**Written request:** Go through the listing and return every line with "Vodné" in it.

Data entries for graphics:
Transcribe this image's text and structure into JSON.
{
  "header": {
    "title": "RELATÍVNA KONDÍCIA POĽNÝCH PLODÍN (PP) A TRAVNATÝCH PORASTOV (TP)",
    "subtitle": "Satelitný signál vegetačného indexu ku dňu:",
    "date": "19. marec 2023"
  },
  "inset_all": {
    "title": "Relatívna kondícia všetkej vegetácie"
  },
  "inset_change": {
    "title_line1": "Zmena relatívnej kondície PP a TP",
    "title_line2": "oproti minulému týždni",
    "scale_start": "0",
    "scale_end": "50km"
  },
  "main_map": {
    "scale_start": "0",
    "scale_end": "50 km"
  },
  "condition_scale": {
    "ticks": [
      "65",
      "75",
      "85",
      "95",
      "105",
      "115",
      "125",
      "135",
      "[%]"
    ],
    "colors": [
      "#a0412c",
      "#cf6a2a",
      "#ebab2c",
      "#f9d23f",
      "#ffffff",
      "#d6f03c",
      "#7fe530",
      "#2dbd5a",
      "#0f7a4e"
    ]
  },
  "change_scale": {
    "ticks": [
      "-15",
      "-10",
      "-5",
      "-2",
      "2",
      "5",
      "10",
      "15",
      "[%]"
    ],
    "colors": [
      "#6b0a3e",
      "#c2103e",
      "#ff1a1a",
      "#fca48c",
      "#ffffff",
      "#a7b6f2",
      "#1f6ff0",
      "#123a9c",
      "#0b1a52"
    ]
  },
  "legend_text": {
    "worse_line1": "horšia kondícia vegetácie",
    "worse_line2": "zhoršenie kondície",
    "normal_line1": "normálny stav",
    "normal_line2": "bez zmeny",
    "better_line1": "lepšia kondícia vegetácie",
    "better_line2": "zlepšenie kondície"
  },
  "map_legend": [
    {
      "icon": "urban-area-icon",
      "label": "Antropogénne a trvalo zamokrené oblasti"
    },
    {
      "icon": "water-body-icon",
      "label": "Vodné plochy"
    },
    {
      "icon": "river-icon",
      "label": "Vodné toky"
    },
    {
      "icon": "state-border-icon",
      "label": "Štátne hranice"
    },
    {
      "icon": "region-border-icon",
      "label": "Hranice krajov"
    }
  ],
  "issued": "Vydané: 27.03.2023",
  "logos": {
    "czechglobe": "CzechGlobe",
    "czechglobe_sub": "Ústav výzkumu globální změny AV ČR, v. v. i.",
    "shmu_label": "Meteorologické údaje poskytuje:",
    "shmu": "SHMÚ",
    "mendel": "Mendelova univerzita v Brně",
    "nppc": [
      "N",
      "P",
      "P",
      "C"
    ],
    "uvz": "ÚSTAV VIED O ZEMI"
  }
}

**Response to this exercise:**
      "label": "Vodné plochy"
      "label": "Vodné toky"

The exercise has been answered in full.